DATA ENTRIES:
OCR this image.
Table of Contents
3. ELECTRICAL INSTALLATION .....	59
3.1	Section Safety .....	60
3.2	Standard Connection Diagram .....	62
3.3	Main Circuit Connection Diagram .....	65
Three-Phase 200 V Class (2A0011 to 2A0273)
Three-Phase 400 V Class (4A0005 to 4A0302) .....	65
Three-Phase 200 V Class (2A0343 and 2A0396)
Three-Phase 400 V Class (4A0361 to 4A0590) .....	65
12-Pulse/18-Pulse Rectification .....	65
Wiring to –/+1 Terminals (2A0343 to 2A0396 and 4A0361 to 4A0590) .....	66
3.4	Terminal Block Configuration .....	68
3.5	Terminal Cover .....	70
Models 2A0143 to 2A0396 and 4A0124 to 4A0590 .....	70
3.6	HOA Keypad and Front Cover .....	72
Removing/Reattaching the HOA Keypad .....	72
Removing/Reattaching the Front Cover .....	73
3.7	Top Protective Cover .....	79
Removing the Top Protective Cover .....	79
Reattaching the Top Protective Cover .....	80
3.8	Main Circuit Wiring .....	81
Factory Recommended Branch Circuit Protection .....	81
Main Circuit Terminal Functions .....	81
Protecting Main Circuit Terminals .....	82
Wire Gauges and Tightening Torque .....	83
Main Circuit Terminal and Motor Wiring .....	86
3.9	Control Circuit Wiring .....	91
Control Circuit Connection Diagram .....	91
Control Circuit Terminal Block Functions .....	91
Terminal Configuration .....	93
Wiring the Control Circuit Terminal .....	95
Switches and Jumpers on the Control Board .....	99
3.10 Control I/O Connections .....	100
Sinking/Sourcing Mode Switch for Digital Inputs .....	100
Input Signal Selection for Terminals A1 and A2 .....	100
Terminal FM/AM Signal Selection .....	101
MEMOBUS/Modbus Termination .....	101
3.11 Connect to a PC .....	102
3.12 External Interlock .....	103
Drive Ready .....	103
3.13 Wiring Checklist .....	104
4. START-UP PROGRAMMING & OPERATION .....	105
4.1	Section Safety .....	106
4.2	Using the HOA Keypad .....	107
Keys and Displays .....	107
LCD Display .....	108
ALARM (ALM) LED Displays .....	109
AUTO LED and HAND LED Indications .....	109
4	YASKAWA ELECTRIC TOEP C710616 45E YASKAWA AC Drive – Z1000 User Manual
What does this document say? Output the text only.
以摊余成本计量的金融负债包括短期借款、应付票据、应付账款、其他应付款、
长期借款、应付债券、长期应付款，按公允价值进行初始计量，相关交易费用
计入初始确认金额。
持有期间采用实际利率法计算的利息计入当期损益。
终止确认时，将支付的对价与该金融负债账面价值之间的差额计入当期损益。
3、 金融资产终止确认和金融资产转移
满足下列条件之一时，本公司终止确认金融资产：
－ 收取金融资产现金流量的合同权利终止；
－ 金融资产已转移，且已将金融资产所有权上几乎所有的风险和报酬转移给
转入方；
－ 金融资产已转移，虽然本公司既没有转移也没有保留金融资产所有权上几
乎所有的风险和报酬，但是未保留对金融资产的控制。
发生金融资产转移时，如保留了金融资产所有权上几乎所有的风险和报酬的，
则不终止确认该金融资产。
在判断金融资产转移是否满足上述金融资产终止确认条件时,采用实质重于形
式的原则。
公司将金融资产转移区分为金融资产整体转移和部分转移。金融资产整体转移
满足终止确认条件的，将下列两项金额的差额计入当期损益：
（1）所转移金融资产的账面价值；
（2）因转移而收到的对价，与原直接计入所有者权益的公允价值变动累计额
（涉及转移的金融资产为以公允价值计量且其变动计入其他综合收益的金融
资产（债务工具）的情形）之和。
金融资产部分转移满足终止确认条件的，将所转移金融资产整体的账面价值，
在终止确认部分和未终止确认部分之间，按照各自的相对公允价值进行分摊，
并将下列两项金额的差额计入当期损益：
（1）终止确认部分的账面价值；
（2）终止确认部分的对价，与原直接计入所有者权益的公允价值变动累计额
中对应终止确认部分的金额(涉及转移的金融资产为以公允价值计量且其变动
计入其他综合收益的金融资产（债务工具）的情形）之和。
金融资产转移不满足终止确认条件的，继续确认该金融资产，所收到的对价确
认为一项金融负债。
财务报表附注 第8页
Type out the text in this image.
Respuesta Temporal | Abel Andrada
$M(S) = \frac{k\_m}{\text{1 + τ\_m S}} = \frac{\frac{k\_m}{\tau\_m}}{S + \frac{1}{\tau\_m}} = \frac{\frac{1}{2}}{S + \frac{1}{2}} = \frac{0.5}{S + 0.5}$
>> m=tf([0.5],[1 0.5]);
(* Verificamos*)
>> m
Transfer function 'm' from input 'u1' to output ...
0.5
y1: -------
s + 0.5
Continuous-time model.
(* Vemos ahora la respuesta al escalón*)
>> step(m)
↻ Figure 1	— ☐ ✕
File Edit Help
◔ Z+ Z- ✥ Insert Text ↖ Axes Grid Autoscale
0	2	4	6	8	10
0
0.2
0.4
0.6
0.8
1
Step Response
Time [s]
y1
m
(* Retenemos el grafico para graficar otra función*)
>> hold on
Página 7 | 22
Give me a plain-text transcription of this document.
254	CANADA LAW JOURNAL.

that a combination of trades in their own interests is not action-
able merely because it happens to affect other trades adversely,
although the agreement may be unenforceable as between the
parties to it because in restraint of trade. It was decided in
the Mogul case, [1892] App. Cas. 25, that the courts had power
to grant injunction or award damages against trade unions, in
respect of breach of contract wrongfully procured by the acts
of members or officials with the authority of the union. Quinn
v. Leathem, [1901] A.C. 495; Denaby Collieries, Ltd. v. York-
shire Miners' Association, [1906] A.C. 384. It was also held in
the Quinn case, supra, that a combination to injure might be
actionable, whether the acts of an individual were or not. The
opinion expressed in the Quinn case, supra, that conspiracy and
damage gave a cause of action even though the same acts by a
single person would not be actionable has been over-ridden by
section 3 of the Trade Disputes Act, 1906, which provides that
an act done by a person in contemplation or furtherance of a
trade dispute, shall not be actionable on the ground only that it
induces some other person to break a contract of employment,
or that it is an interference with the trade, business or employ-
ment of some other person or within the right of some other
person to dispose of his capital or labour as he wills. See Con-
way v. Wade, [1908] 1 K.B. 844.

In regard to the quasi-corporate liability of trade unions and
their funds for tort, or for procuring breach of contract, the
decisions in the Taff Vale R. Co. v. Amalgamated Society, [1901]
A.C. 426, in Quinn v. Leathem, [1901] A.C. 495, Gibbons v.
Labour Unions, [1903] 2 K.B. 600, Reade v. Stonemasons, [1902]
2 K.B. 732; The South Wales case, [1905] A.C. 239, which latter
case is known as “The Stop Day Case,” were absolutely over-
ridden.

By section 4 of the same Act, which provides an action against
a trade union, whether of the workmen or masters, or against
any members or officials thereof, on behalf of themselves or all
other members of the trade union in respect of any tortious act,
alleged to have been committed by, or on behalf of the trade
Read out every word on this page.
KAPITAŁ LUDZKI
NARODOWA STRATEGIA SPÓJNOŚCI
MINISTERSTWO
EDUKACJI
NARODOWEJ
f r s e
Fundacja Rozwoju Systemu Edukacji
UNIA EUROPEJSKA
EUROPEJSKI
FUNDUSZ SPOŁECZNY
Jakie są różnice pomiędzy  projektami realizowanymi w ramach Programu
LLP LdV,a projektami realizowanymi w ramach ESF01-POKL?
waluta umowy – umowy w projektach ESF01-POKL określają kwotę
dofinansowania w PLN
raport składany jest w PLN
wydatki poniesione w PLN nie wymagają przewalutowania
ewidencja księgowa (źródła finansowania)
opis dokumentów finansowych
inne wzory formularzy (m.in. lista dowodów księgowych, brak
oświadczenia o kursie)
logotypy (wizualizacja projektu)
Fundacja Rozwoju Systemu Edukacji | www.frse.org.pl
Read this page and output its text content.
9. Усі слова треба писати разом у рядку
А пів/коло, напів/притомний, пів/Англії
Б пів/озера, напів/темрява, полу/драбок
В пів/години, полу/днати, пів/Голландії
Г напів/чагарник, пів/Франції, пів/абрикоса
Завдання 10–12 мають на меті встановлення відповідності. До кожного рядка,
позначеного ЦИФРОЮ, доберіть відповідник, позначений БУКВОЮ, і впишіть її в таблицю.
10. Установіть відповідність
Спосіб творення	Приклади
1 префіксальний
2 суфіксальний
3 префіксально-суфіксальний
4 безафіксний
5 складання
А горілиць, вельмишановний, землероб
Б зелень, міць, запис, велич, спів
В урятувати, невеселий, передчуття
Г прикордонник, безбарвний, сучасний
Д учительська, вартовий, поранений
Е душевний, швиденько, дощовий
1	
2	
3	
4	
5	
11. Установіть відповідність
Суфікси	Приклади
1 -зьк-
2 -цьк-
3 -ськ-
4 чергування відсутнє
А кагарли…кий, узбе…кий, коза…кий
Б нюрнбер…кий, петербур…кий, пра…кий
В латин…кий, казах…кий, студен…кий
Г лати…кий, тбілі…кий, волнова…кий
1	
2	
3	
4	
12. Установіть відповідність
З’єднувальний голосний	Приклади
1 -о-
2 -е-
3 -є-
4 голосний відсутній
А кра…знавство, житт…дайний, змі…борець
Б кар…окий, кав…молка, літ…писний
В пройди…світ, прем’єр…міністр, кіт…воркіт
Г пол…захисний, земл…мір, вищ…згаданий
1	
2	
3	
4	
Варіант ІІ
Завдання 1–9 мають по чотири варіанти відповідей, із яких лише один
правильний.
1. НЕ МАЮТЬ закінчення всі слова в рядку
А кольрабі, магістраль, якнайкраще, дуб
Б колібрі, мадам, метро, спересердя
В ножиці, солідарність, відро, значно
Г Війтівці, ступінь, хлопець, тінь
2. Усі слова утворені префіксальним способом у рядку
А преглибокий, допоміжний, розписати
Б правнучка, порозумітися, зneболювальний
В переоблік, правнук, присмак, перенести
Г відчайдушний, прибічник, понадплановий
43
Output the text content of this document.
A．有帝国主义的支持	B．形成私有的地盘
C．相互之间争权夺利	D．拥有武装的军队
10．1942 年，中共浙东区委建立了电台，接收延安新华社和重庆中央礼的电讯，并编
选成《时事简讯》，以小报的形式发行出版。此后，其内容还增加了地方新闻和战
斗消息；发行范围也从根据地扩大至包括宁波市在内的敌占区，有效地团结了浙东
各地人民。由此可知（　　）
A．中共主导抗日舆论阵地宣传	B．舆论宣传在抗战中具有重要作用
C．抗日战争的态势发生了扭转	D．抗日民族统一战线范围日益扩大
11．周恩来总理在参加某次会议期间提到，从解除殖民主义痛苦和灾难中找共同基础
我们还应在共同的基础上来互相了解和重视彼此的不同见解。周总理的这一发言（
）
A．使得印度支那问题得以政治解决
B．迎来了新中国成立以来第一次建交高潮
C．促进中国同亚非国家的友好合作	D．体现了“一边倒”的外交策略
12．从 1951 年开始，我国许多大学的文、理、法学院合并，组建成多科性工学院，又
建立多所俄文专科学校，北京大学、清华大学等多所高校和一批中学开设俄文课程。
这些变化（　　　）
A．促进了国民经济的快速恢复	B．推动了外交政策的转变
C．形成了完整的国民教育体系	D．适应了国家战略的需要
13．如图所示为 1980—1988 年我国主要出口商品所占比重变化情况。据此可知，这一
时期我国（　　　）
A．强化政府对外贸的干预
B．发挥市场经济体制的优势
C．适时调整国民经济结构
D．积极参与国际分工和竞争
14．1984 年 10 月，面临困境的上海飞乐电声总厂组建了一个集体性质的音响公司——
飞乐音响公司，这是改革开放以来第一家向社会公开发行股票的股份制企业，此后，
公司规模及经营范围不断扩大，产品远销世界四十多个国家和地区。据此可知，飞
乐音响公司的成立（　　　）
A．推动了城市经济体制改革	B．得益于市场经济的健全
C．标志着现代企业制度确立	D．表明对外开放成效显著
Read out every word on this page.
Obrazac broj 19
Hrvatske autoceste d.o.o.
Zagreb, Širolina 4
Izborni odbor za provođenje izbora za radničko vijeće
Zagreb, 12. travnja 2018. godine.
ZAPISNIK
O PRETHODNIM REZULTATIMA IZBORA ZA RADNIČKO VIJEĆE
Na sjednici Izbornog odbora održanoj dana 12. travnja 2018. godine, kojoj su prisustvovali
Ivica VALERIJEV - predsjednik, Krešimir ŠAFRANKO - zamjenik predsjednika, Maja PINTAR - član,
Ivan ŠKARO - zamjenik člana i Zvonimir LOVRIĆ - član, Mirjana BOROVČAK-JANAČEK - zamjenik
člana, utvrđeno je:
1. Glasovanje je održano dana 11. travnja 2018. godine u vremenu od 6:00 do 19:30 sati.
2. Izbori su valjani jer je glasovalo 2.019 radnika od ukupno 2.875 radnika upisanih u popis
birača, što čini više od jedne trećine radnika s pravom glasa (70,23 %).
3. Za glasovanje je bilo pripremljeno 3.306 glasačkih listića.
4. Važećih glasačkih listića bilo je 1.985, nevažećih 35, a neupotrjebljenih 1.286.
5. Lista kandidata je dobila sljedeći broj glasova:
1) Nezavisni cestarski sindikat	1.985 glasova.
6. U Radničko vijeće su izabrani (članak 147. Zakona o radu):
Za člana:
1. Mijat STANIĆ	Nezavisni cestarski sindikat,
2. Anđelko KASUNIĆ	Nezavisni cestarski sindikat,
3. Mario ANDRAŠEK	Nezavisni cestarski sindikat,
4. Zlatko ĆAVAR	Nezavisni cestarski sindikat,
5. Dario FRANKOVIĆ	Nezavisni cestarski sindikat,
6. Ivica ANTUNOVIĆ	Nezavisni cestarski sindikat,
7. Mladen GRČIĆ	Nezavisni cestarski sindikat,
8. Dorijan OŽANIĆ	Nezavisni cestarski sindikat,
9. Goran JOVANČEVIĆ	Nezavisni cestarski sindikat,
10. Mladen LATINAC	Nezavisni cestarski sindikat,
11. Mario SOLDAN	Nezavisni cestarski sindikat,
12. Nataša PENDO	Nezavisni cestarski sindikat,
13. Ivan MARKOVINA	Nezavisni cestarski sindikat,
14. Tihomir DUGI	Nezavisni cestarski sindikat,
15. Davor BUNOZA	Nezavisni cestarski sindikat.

CHALLENGE: Check every line for "ramach" and show the ones that have it.

WORKED SOLUTION:
Jakie są różnice pomiędzy  projektami realizowanymi w ramach Programu
LLP LdV,a projektami realizowanymi w ramach ESF01-POKL?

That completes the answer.